Task statement
Leave out any pictures and transcribe all other data below exactly.

Extracted records:
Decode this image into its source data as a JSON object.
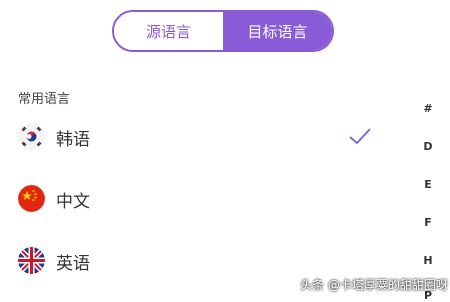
{
  "segmented": {
    "source_label": "源语言",
    "target_label": "目标语言"
  },
  "section": {
    "common_title": "常用语言"
  },
  "languages": [
    {
      "label": "韩语",
      "flag": "korea-flag-icon",
      "selected": true
    },
    {
      "label": "中文",
      "flag": "china-flag-icon",
      "selected": false
    },
    {
      "label": "英语",
      "flag": "uk-flag-icon",
      "selected": false
    }
  ],
  "index_letters": [
    "#",
    "D",
    "E",
    "F",
    "H",
    "P"
  ],
  "watermark": "头条 @卡塔厚粟的甜甜圈呀",
  "colors": {
    "accent": "#8a5bd6",
    "check": "#7b6bd8"
  }
}
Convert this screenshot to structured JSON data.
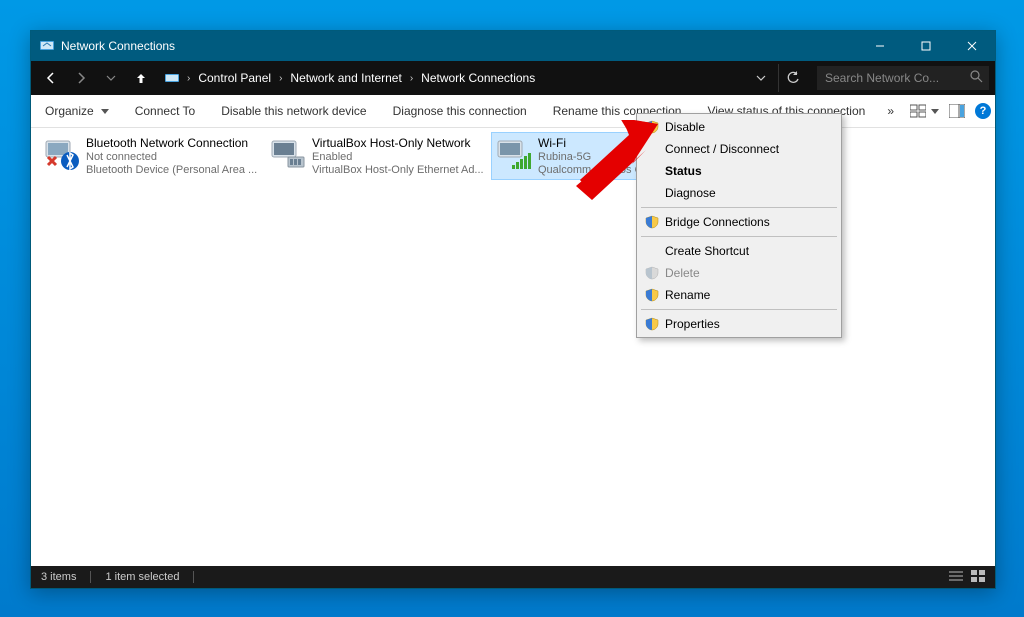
{
  "window": {
    "title": "Network Connections"
  },
  "breadcrumb": {
    "segments": [
      "Control Panel",
      "Network and Internet",
      "Network Connections"
    ]
  },
  "search": {
    "placeholder": "Search Network Co..."
  },
  "commands": {
    "organize": "Organize",
    "connect_to": "Connect To",
    "disable": "Disable this network device",
    "diagnose": "Diagnose this connection",
    "rename": "Rename this connection",
    "view_status": "View status of this connection"
  },
  "items": [
    {
      "name": "Bluetooth Network Connection",
      "status": "Not connected",
      "device": "Bluetooth Device (Personal Area ..."
    },
    {
      "name": "VirtualBox Host-Only Network",
      "status": "Enabled",
      "device": "VirtualBox Host-Only Ethernet Ad..."
    },
    {
      "name": "Wi-Fi",
      "status": "Rubina-5G",
      "device": "Qualcomm Atheros Q..."
    }
  ],
  "context_menu": {
    "disable": "Disable",
    "connect_disconnect": "Connect / Disconnect",
    "status": "Status",
    "diagnose": "Diagnose",
    "bridge": "Bridge Connections",
    "create_shortcut": "Create Shortcut",
    "delete": "Delete",
    "rename": "Rename",
    "properties": "Properties"
  },
  "statusbar": {
    "items_count": "3 items",
    "selected": "1 item selected"
  }
}
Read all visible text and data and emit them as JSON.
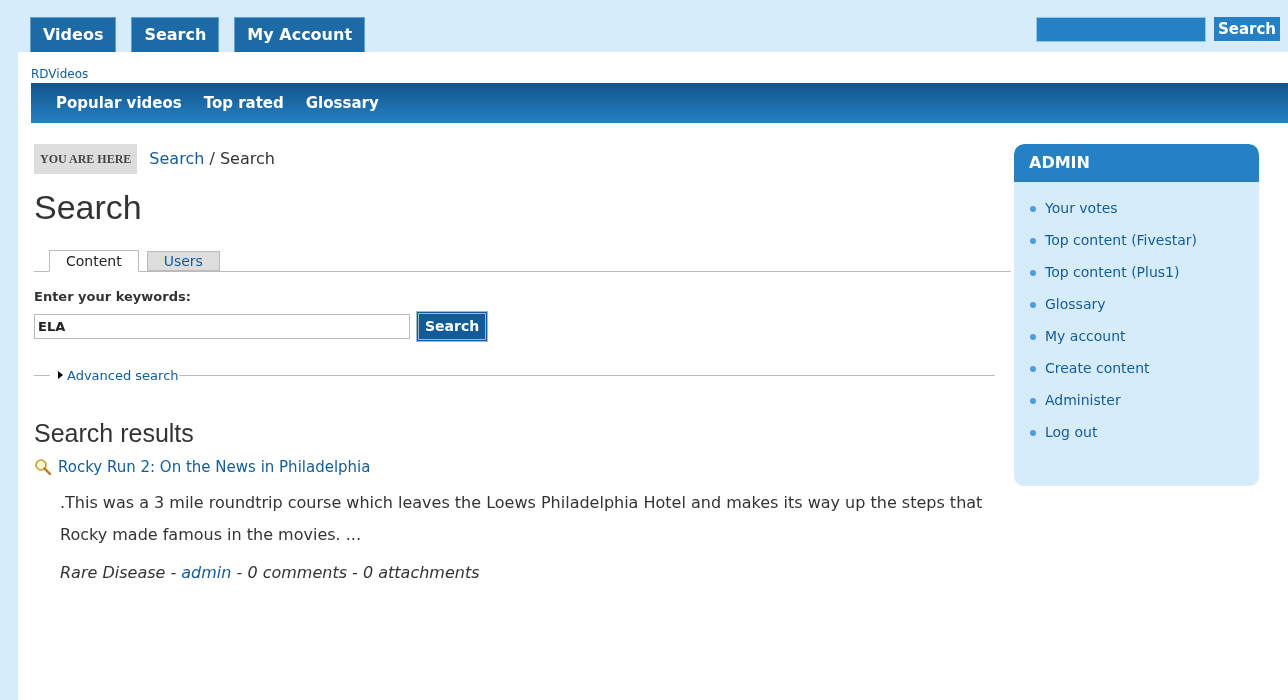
{
  "top_tabs": [
    {
      "label": "Videos"
    },
    {
      "label": "Search"
    },
    {
      "label": "My Account"
    }
  ],
  "top_search": {
    "button": "Search"
  },
  "site_name": "RDVideos",
  "primary_nav": [
    "Popular videos",
    "Top rated",
    "Glossary"
  ],
  "breadcrumb": {
    "label": "YOU ARE HERE",
    "items": [
      {
        "text": "Search",
        "kind": "link"
      },
      {
        "text": " / Search",
        "kind": "text"
      }
    ]
  },
  "page_title": "Search",
  "search_tabs": [
    {
      "label": "Content",
      "selected": true
    },
    {
      "label": "Users",
      "selected": false
    }
  ],
  "form": {
    "label": "Enter your keywords:",
    "value": "ELA",
    "button": "Search"
  },
  "advanced": {
    "label": "Advanced search",
    "expanded": false
  },
  "results": {
    "heading": "Search results",
    "items": [
      {
        "title": "Rocky Run 2: On the News in Philadelphia",
        "snippet": ".This was a 3 mile roundtrip course which leaves the Loews Philadelphia Hotel and makes its way up the steps that Rocky made famous in the movies. ...",
        "meta": [
          {
            "kind": "text",
            "text": "Rare Disease - "
          },
          {
            "kind": "link",
            "text": "admin"
          },
          {
            "kind": "text",
            "text": " - 0 comments - 0 attachments"
          }
        ]
      }
    ]
  },
  "sidebar": {
    "title": "ADMIN",
    "items": [
      "Your votes",
      "Top content (Fivestar)",
      "Top content (Plus1)",
      "Glossary",
      "My account",
      "Create content",
      "Administer",
      "Log out"
    ]
  }
}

Written answer
Decode this image into its source data as a JSON object.
{
  "segmented": {
    "source_label": "源语言",
    "target_label": "目标语言"
  },
  "section": {
    "common_title": "常用语言"
  },
  "languages": [
    {
      "label": "韩语",
      "flag": "korea-flag-icon",
      "selected": true
    },
    {
      "label": "中文",
      "flag": "china-flag-icon",
      "selected": false
    },
    {
      "label": "英语",
      "flag": "uk-flag-icon",
      "selected": false
    }
  ],
  "index_letters": [
    "#",
    "D",
    "E",
    "F",
    "H",
    "P"
  ],
  "watermark": "头条 @卡塔厚粟的甜甜圈呀",
  "colors": {
    "accent": "#8a5bd6",
    "check": "#7b6bd8"
  }
}
Convert this screenshot to structured JSON data.
{
  "window": {
    "title": "Network Connections"
  },
  "breadcrumb": {
    "segments": [
      "Control Panel",
      "Network and Internet",
      "Network Connections"
    ]
  },
  "search": {
    "placeholder": "Search Network Co..."
  },
  "commands": {
    "organize": "Organize",
    "connect_to": "Connect To",
    "disable": "Disable this network device",
    "diagnose": "Diagnose this connection",
    "rename": "Rename this connection",
    "view_status": "View status of this connection"
  },
  "items": [
    {
      "name": "Bluetooth Network Connection",
      "status": "Not connected",
      "device": "Bluetooth Device (Personal Area ..."
    },
    {
      "name": "VirtualBox Host-Only Network",
      "status": "Enabled",
      "device": "VirtualBox Host-Only Ethernet Ad..."
    },
    {
      "name": "Wi-Fi",
      "status": "Rubina-5G",
      "device": "Qualcomm Atheros Q..."
    }
  ],
  "context_menu": {
    "disable": "Disable",
    "connect_disconnect": "Connect / Disconnect",
    "status": "Status",
    "diagnose": "Diagnose",
    "bridge": "Bridge Connections",
    "create_shortcut": "Create Shortcut",
    "delete": "Delete",
    "rename": "Rename",
    "properties": "Properties"
  },
  "statusbar": {
    "items_count": "3 items",
    "selected": "1 item selected"
  }
}
Read all visible text and data and emit them as JSON.
{
  "top_tabs": [
    {
      "label": "Videos"
    },
    {
      "label": "Search"
    },
    {
      "label": "My Account"
    }
  ],
  "top_search": {
    "button": "Search"
  },
  "site_name": "RDVideos",
  "primary_nav": [
    "Popular videos",
    "Top rated",
    "Glossary"
  ],
  "breadcrumb": {
    "label": "YOU ARE HERE",
    "items": [
      {
        "text": "Search",
        "kind": "link"
      },
      {
        "text": " / Search",
        "kind": "text"
      }
    ]
  },
  "page_title": "Search",
  "search_tabs": [
    {
      "label": "Content",
      "selected": true
    },
    {
      "label": "Users",
      "selected": false
    }
  ],
  "form": {
    "label": "Enter your keywords:",
    "value": "ELA",
    "button": "Search"
  },
  "advanced": {
    "label": "Advanced search",
    "expanded": false
  },
  "results": {
    "heading": "Search results",
    "items": [
      {
        "title": "Rocky Run 2: On the News in Philadelphia",
        "snippet": ".This was a 3 mile roundtrip course which leaves the Loews Philadelphia Hotel and makes its way up the steps that Rocky made famous in the movies. ...",
        "meta": [
          {
            "kind": "text",
            "text": "Rare Disease - "
          },
          {
            "kind": "link",
            "text": "admin"
          },
          {
            "kind": "text",
            "text": " - 0 comments - 0 attachments"
          }
        ]
      }
    ]
  },
  "sidebar": {
    "title": "ADMIN",
    "items": [
      "Your votes",
      "Top content (Fivestar)",
      "Top content (Plus1)",
      "Glossary",
      "My account",
      "Create content",
      "Administer",
      "Log out"
    ]
  }
}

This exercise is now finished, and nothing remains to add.